==== Brano

L’autrice ha spiegato in un alcune interviste di aver iniziato a scrivere il romanzo qualche anno fa, in un periodo di insoddisfazione dei suoi 30 anni, distante da dove si immaginava di arrivare. ilLibraio.it l’ha intervistata per approfondire i temi del suo romanzo.

In un mondo che spesso non accetta e capisce la transizione di genere, il concetto di detransizione non rischia di essere controverso? Perché proprio questo titolo?
“Il concetto di ‘detransizione’ è controverso solo perché i bigotti lo hanno strumentalizzato, e perché dovrei fargliela passare liscia? Per poter fare una detransizione, bisogna aver fatto una transizione prima, perciò non appartiene a nessuno che non abbia prima transizionato. Dovremmo riuscire a rimuovere lo stigma, e parlarne apertamente. Dato che gran parte delle persone che detransizionano lo fanno perché la vita da persona trans è difficile, e non perché hanno fatto errori in merito al proprio genere. E, in secondo luogo, anche se una persona si fosse sbagliata, che problema c’è? Le persone rimpiangono qualsiasi cosa e non le mettiamo al bando! Le persone si arruolano e vengono uccise. Si spostano per il mondo per lavori che non funzionano. Non mettiamo al bando nessuna di quelle cose che possono rovinare la tua vita (o addirittura ucciderti), anche più che fare una transizione. Allora perché le persone diventano così pretenziose e sciocche in merito a pentirsi sul proprio genere? Questo è un libro per adulti. Trattatelo da adulti”. 

Le protagoniste, tutte tra i trentacinque e i quarant’anni, tornano ad affrontare le proprie aspettative sulla vita, come ha fatto per esempio Katherine, in quanto esempio di donna cis divorziata, categoria a cui lei dedica il libro. Si può usare la parola “detransizione” anche con questo significato?

========
==== Voci fornite

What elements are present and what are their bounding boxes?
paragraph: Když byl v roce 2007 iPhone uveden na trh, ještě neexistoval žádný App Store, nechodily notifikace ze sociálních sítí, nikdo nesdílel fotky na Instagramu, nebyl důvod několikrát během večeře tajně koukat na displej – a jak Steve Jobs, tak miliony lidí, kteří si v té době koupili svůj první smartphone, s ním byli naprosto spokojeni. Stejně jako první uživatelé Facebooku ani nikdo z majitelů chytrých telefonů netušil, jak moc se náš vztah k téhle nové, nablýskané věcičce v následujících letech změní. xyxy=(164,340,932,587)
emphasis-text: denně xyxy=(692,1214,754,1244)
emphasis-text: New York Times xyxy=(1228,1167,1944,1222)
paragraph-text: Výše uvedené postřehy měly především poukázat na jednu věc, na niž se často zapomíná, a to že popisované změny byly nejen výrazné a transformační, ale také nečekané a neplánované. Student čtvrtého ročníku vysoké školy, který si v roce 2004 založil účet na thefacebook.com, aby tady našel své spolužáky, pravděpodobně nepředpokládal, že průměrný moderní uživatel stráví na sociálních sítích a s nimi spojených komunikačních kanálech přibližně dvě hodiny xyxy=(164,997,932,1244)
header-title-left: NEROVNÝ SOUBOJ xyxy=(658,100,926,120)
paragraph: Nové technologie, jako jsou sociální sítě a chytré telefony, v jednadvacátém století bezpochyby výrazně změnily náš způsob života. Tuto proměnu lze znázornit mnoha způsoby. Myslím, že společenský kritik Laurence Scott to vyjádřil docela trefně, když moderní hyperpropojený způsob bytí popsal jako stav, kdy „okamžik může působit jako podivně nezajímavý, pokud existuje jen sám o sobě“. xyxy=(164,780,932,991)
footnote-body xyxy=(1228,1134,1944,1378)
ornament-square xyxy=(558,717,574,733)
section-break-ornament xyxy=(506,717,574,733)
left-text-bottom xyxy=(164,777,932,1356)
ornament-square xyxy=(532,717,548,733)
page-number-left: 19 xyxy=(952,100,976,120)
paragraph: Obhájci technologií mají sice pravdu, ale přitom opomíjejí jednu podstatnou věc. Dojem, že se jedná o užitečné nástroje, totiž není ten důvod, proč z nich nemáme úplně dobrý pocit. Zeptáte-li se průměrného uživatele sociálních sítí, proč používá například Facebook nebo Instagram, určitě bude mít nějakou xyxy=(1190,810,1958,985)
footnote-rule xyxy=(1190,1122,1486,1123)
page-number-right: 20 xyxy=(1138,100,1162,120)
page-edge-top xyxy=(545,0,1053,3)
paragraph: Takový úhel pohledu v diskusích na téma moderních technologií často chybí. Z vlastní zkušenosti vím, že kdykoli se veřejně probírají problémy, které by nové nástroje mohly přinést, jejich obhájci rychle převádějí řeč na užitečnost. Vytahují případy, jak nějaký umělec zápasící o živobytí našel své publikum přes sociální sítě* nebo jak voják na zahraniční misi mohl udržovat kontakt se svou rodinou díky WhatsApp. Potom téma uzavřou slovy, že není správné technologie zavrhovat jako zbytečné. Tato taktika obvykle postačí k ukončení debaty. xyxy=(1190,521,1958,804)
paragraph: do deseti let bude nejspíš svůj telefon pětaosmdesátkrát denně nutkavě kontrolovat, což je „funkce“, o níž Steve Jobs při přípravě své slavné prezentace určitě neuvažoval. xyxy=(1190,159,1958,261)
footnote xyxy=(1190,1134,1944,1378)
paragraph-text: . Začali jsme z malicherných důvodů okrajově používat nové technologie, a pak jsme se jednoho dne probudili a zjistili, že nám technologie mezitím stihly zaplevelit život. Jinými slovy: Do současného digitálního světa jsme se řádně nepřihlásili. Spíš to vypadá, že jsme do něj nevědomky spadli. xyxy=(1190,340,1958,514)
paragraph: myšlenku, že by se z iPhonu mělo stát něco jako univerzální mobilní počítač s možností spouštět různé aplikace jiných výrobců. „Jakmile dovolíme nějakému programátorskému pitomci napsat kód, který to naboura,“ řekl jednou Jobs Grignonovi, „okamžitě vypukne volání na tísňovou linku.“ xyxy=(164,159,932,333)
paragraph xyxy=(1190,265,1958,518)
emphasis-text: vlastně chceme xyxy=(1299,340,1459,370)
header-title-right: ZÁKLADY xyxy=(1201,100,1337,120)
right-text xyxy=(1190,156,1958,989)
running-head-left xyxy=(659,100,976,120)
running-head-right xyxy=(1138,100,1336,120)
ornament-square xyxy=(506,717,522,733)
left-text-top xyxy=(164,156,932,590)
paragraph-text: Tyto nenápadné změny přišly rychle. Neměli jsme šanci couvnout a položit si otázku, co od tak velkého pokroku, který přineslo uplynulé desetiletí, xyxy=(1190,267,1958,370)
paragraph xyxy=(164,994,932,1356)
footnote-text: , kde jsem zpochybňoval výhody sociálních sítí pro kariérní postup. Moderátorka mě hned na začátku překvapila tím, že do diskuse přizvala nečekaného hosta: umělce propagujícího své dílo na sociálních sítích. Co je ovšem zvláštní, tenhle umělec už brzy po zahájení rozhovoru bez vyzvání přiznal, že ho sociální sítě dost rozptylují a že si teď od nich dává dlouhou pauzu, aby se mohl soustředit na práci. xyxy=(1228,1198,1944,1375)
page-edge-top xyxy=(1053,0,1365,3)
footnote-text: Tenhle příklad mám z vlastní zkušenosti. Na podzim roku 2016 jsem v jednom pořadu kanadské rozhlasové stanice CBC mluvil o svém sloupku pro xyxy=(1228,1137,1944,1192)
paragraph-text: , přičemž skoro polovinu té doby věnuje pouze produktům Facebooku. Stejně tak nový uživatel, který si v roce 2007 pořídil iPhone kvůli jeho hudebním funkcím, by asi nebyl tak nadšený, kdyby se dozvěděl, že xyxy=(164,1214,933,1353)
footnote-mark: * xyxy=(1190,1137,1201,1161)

========

• [Cosa fare]
Ricopia dall'intervista tutto il tratto che va da "L’autrice ha spiegato" fino a "proprio questo titolo?", senza cambiare nulla.

• [Risultato]
L’autrice ha spiegato in un alcune interviste di aver iniziato a scrivere il romanzo qualche anno fa, in un periodo di insoddisfazione dei suoi 30 anni, distante da dove si immaginava di arrivare. ilLibraio.it l’ha intervistata per approfondire i temi del suo romanzo.

In un mondo che spesso non accetta e capisce la transizione di genere, il concetto di detransizione non rischia di essere controverso? Perché proprio questo titolo?